● **EXERCISE DESCRIPTION**: Your task is to restate the data word for word.

Entries from a dataset
------------------------

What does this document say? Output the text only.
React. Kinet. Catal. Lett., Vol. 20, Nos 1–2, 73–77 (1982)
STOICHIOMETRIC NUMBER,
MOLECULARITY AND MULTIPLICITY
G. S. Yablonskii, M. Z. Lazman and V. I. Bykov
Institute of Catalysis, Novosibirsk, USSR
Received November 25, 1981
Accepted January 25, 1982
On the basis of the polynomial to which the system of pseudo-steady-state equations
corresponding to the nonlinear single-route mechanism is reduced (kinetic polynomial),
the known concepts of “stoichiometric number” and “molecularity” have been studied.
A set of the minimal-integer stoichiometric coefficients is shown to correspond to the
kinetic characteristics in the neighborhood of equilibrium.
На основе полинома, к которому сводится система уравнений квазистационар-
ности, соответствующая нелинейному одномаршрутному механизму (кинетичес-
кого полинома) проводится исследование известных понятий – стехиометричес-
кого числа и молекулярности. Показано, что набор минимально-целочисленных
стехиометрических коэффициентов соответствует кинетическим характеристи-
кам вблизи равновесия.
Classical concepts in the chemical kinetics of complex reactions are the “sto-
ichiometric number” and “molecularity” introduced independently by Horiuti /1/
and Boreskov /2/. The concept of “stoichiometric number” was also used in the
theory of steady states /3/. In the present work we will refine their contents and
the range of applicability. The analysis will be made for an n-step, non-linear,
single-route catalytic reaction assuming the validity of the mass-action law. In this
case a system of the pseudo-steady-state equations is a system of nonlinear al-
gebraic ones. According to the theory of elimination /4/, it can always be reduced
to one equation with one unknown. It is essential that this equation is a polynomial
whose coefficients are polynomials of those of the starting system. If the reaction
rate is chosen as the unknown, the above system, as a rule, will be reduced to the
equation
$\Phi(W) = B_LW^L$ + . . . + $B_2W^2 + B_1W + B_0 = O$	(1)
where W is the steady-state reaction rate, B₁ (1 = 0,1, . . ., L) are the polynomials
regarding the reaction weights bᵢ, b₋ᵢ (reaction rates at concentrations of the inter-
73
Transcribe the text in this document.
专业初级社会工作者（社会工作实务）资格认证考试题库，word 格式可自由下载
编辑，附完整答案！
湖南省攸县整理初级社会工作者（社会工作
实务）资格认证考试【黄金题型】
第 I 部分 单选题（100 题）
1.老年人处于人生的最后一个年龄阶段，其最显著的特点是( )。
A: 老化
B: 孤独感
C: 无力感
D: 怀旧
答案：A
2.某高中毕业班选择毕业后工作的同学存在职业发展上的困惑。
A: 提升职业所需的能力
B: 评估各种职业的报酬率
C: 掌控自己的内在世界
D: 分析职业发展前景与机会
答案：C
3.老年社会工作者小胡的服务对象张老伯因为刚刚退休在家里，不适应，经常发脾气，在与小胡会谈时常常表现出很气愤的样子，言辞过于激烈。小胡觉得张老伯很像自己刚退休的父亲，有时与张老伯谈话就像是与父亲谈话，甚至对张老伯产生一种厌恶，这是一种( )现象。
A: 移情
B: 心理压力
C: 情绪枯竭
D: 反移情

------------------------

● **TASK OUTPUT**:
What does this document say? Output the text only.
React. Kinet. Catal. Lett., Vol. 20, Nos 1–2, 73–77 (1982)
STOICHIOMETRIC NUMBER,
MOLECULARITY AND MULTIPLICITY
G. S. Yablonskii, M. Z. Lazman and V. I. Bykov
Institute of Catalysis, Novosibirsk, USSR
Received November 25, 1981
Accepted January 25, 1982
On the basis of the polynomial to which the system of pseudo-steady-state equations
corresponding to the nonlinear single-route mechanism is reduced (kinetic polynomial),
the known concepts of “stoichiometric number” and “molecularity” have been studied.
A set of the minimal-integer stoichiometric coefficients is shown to correspond to the
kinetic characteristics in the neighborhood of equilibrium.
На основе полинома, к которому сводится система уравнений квазистационар-
ности, соответствующая нелинейному одномаршрутному механизму (кинетичес-
кого полинома) проводится исследование известных понятий – стехиометричес-
кого числа и молекулярности. Показано, что набор минимально-целочисленных
стехиометрических коэффициентов соответствует кинетическим характеристи-
кам вблизи равновесия.
Classical concepts in the chemical kinetics of complex reactions are the “sto-
ichiometric number” and “molecularity” introduced independently by Horiuti /1/
and Boreskov /2/. The concept of “stoichiometric number” was also used in the
theory of steady states /3/. In the present work we will refine their contents and
the range of applicability. The analysis will be made for an n-step, non-linear,
single-route catalytic reaction assuming the validity of the mass-action law. In this
case a system of the pseudo-steady-state equations is a system of nonlinear al-
gebraic ones. According to the theory of elimination /4/, it can always be reduced
to one equation with one unknown. It is essential that this equation is a polynomial
whose coefficients are polynomials of those of the starting system. If the reaction
rate is chosen as the unknown, the above system, as a rule, will be reduced to the
equation
$\Phi(W) = B_LW^L$ + . . . + $B_2W^2 + B_1W + B_0 = O$	(1)
where W is the steady-state reaction rate, B₁ (1 = 0,1, . . ., L) are the polynomials
regarding the reaction weights bᵢ, b₋ᵢ (reaction rates at concentrations of the inter-
73
Transcribe the text in this document.
专业初级社会工作者（社会工作实务）资格认证考试题库，word 格式可自由下载
编辑，附完整答案！
湖南省攸县整理初级社会工作者（社会工作
实务）资格认证考试【黄金题型】
第 I 部分 单选题（100 题）
1.老年人处于人生的最后一个年龄阶段，其最显著的特点是( )。
A: 老化
B: 孤独感
C: 无力感
D: 怀旧
答案：A
2.某高中毕业班选择毕业后工作的同学存在职业发展上的困惑。
A: 提升职业所需的能力
B: 评估各种职业的报酬率
C: 掌控自己的内在世界
D: 分析职业发展前景与机会
答案：C
3.老年社会工作者小胡的服务对象张老伯因为刚刚退休在家里，不适应，经常发脾气，在与小胡会谈时常常表现出很气愤的样子，言辞过于激烈。小胡觉得张老伯很像自己刚退休的父亲，有时与张老伯谈话就像是与父亲谈话，甚至对张老伯产生一种厌恶，这是一种( )现象。
A: 移情
B: 心理压力
C: 情绪枯竭
D: 反移情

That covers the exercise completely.